>> Start Records

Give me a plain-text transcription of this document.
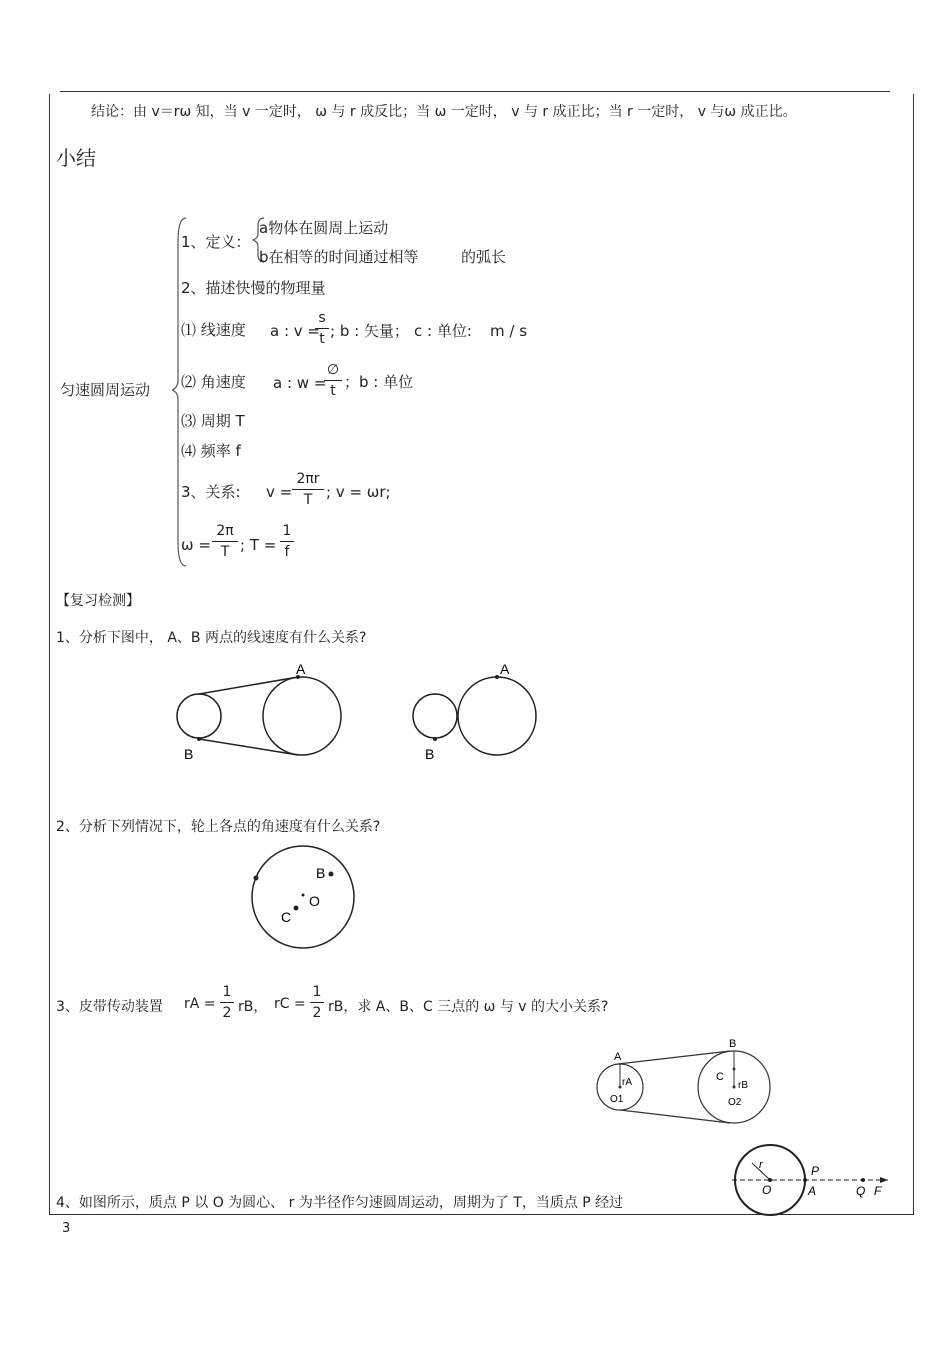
结论：由 v＝rω 知，当 v 一定时， ω 与 r 成反比；当 ω 一定时， v 与 r 成正比；当 r 一定时， v 与ω 成正比。
小结
匀速圆周运动
1、定义：
a物体在圆周上运动
b在相等的时间通过相等	的弧长
2、描述快慢的物理量
⑴ 线速度 a : v =
s
t ; b : 矢量； c : 单位: m / s
⑵ 角速度 a : w =
∅
t ；b : 单位
⑶ 周期 T
⑷ 频率 f
3、关系: v =
2πr
T ; v = ωr;
ω =
2π
T ; T =
1
f
【复习检测】
1、分析下图中， A、B 两点的线速度有什么关系?
A
B
A
B
2、分析下列情况下，轮上各点的角速度有什么关系?
B
O
C
3、皮带传动装置 rA =
1
2 rB， rC =
1
2 rB，求 A、B、C 三点的 ω 与 v 的大小关系?
A
B
C
rA	rB
O1	O2
4、如图所示，质点 P 以 O 为圆心、 r 为半径作匀速圆周运动，周期为了 T，当质点 P 经过
r
O
P
A	Q F
3
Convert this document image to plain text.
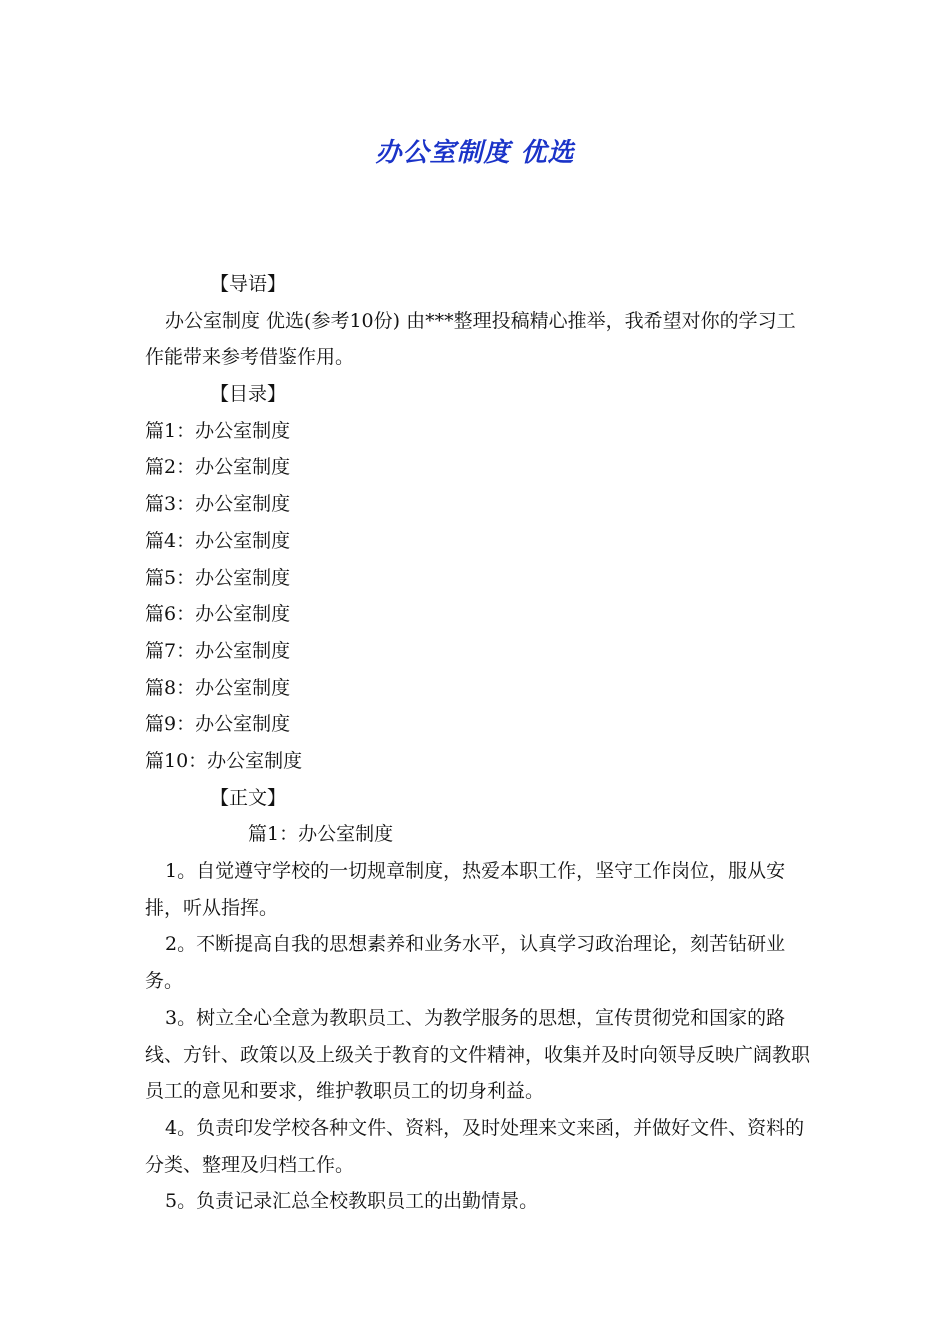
办公室制度 优选
【导语】
办公室制度 优选(参考10份) 由***整理投稿精心推举，我希望对你的学习工作能带来参考借鉴作用。
【目录】
篇1：办公室制度
篇2：办公室制度
篇3：办公室制度
篇4：办公室制度
篇5：办公室制度
篇6：办公室制度
篇7：办公室制度
篇8：办公室制度
篇9：办公室制度
篇10：办公室制度
【正文】
篇1：办公室制度
1。自觉遵守学校的一切规章制度，热爱本职工作，坚守工作岗位，服从安排，听从指挥。
2。不断提高自我的思想素养和业务水平，认真学习政治理论，刻苦钻研业务。
3。树立全心全意为教职员工、为教学服务的思想，宣传贯彻党和国家的路线、方针、政策以及上级关于教育的文件精神，收集并及时向领导反映广阔教职员工的意见和要求，维护教职员工的切身利益。
4。负责印发学校各种文件、资料，及时处理来文来函，并做好文件、资料的分类、整理及归档工作。
5。负责记录汇总全校教职员工的出勤情景。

>> End Records

## Exercise details
Among the lines above, how many contain the string "this"? State the number alone.

## Task answer
2